Dataset rows about figures:
* * * *

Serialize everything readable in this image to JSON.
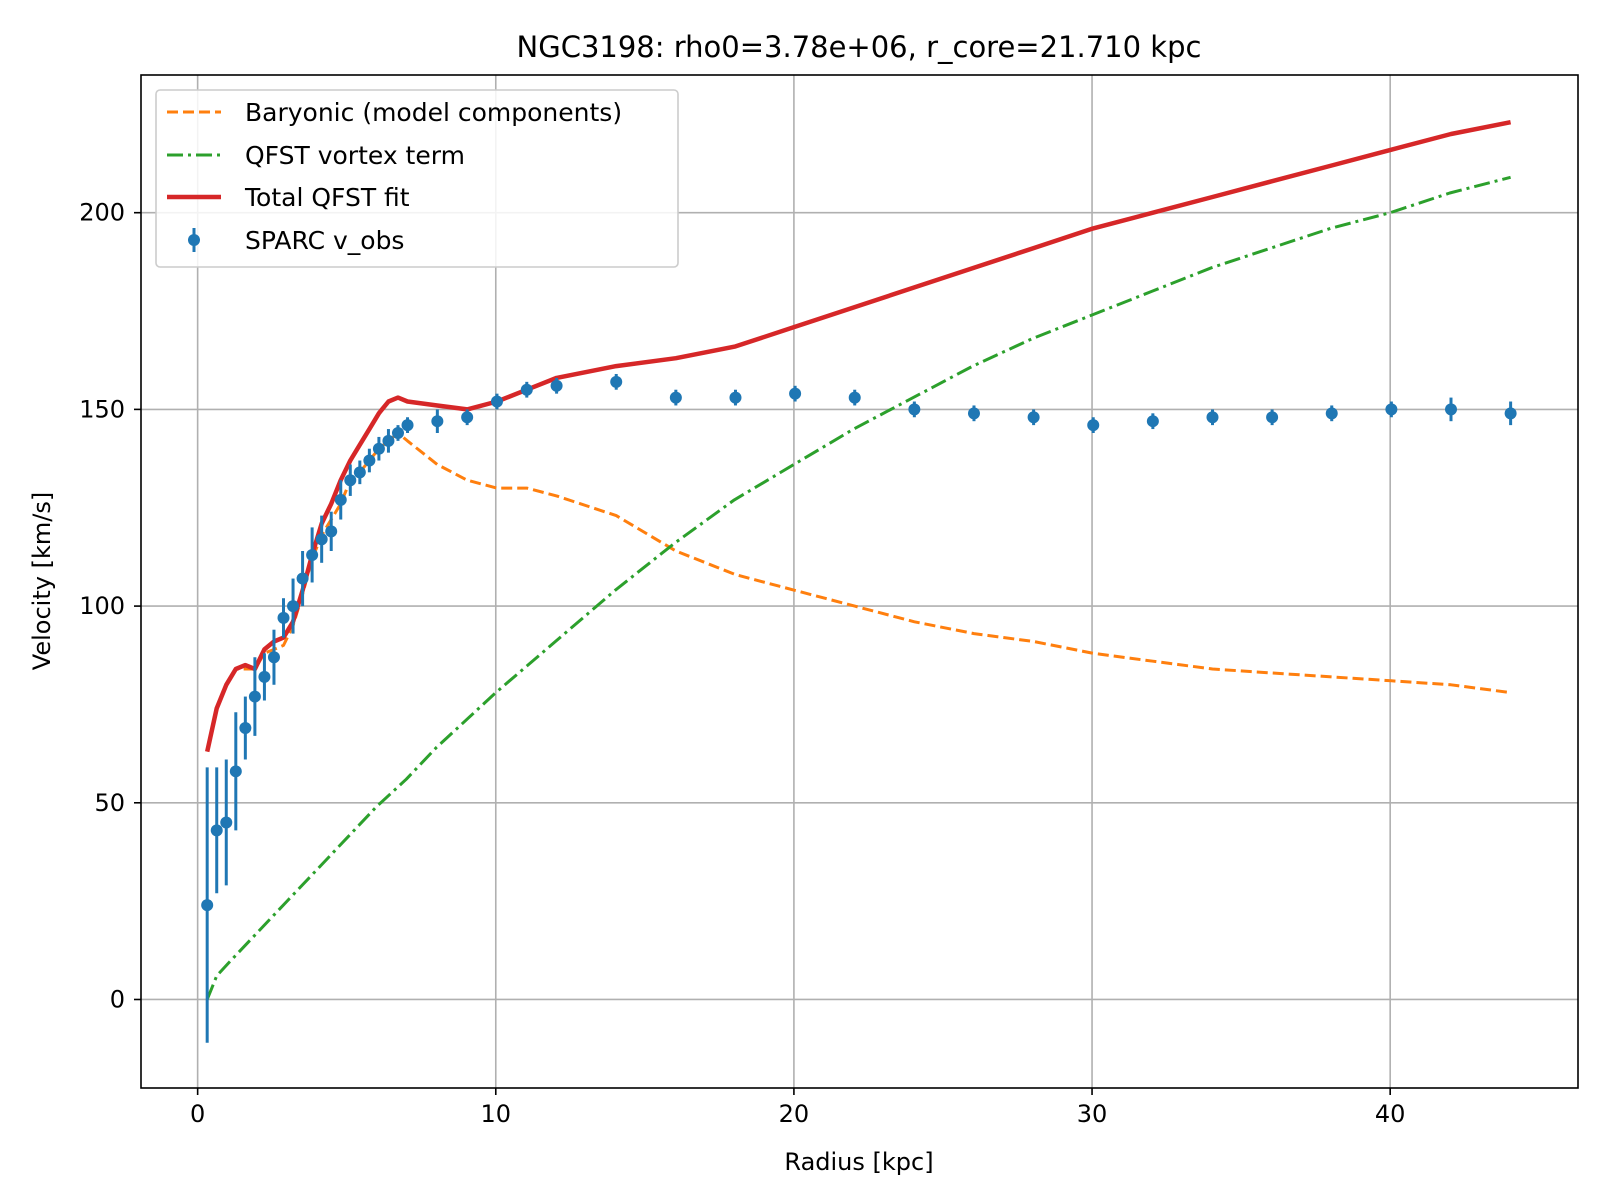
{
  "chart_data": {
    "type": "line",
    "title": "NGC3198: rho0=3.78e+06, r_core=21.710 kpc",
    "xlabel": "Radius [kpc]",
    "ylabel": "Velocity [km/s]",
    "xlim": [
      -1.9,
      46.3
    ],
    "ylim": [
      -22.5,
      235.0
    ],
    "xticks": [
      0,
      10,
      20,
      30,
      40
    ],
    "yticks": [
      0,
      50,
      100,
      150,
      200
    ],
    "grid": true,
    "legend_position": "top-left",
    "colors": {
      "baryonic": "#ff7f0e",
      "vortex": "#2ca02c",
      "total": "#d62728",
      "observed": "#1f77b4",
      "grid": "#b0b0b0"
    },
    "series": [
      {
        "name": "Baryonic (model components)",
        "style": "dashed",
        "x": [
          0.32,
          0.64,
          0.96,
          1.28,
          1.6,
          1.92,
          2.24,
          2.56,
          2.88,
          3.2,
          3.52,
          3.84,
          4.16,
          4.48,
          4.8,
          5.12,
          5.44,
          5.76,
          6.08,
          6.4,
          6.72,
          7.04,
          8.04,
          9.04,
          10.04,
          11.04,
          12.04,
          14.04,
          16.04,
          18.04,
          20.04,
          22.04,
          24.04,
          26.04,
          28.04,
          30.04,
          32.04,
          34.04,
          36.04,
          38.04,
          40.04,
          42.04,
          44.04
        ],
        "y": [
          63,
          74,
          80,
          84,
          84,
          84,
          88,
          89,
          90,
          95,
          103,
          112,
          118,
          122,
          126,
          132,
          134,
          137,
          140,
          142,
          144,
          142,
          136,
          132,
          130,
          130,
          128,
          123,
          114,
          108,
          104,
          100,
          96,
          93,
          91,
          88,
          86,
          84,
          83,
          82,
          81,
          80,
          78
        ]
      },
      {
        "name": "QFST vortex term",
        "style": "dashdot",
        "x": [
          0.32,
          0.64,
          1,
          2,
          3,
          4,
          5,
          6,
          7,
          8,
          9,
          10,
          12,
          14,
          16,
          18,
          20,
          22,
          24,
          26,
          28,
          30,
          32,
          34,
          36,
          38,
          40,
          42,
          44.04
        ],
        "y": [
          0,
          6,
          9,
          17,
          25,
          33,
          41,
          49,
          56,
          64,
          71,
          78,
          91,
          104,
          116,
          127,
          136,
          145,
          153,
          161,
          168,
          174,
          180,
          186,
          191,
          196,
          200,
          205,
          209
        ]
      },
      {
        "name": "Total QFST fit",
        "style": "solid",
        "x": [
          0.32,
          0.64,
          0.96,
          1.28,
          1.6,
          1.92,
          2.24,
          2.56,
          2.88,
          3.2,
          3.52,
          3.84,
          4.16,
          4.48,
          4.8,
          5.12,
          5.44,
          5.76,
          6.08,
          6.4,
          6.72,
          7.04,
          8.04,
          9.04,
          10.04,
          11.04,
          12.04,
          14.04,
          16.04,
          18.04,
          20.04,
          22.04,
          24.04,
          26.04,
          28.04,
          30.04,
          32.04,
          34.04,
          36.04,
          38.04,
          40.04,
          42.04,
          44.04
        ],
        "y": [
          63,
          74,
          80,
          84,
          85,
          84,
          89,
          91,
          92,
          96,
          104,
          113,
          121,
          126,
          132,
          137,
          141,
          145,
          149,
          152,
          153,
          152,
          151,
          150,
          152,
          155,
          158,
          161,
          163,
          166,
          171,
          176,
          181,
          186,
          191,
          196,
          200,
          204,
          208,
          212,
          216,
          220,
          223
        ]
      },
      {
        "name": "SPARC v_obs",
        "style": "errorbar",
        "x": [
          0.32,
          0.64,
          0.96,
          1.28,
          1.6,
          1.92,
          2.24,
          2.56,
          2.88,
          3.2,
          3.52,
          3.84,
          4.16,
          4.48,
          4.8,
          5.12,
          5.44,
          5.76,
          6.08,
          6.4,
          6.72,
          7.04,
          8.04,
          9.04,
          10.04,
          11.04,
          12.04,
          14.04,
          16.04,
          18.04,
          20.04,
          22.04,
          24.04,
          26.04,
          28.04,
          30.04,
          32.04,
          34.04,
          36.04,
          38.04,
          40.04,
          42.04,
          44.04
        ],
        "y": [
          24,
          43,
          45,
          58,
          69,
          77,
          82,
          87,
          97,
          100,
          107,
          113,
          117,
          119,
          127,
          132,
          134,
          137,
          140,
          142,
          144,
          146,
          147,
          148,
          152,
          155,
          156,
          157,
          153,
          153,
          154,
          153,
          150,
          149,
          148,
          146,
          147,
          148,
          148,
          149,
          150,
          150,
          149
        ],
        "yerr": [
          35,
          16,
          16,
          15,
          8,
          10,
          6,
          7,
          5,
          7,
          7,
          7,
          6,
          5,
          5,
          4,
          3,
          3,
          3,
          3,
          2,
          2,
          3,
          2,
          2,
          2,
          2,
          2,
          2,
          2,
          2,
          2,
          2,
          2,
          2,
          2,
          2,
          2,
          2,
          2,
          2,
          3,
          3
        ]
      }
    ]
  }
}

* * * *

What you need to do: Where a line in the material above holds "style", copy that line.

Written reply:
        "style": "dashed",
        "style": "dashdot",
        "style": "solid",
        "style": "errorbar",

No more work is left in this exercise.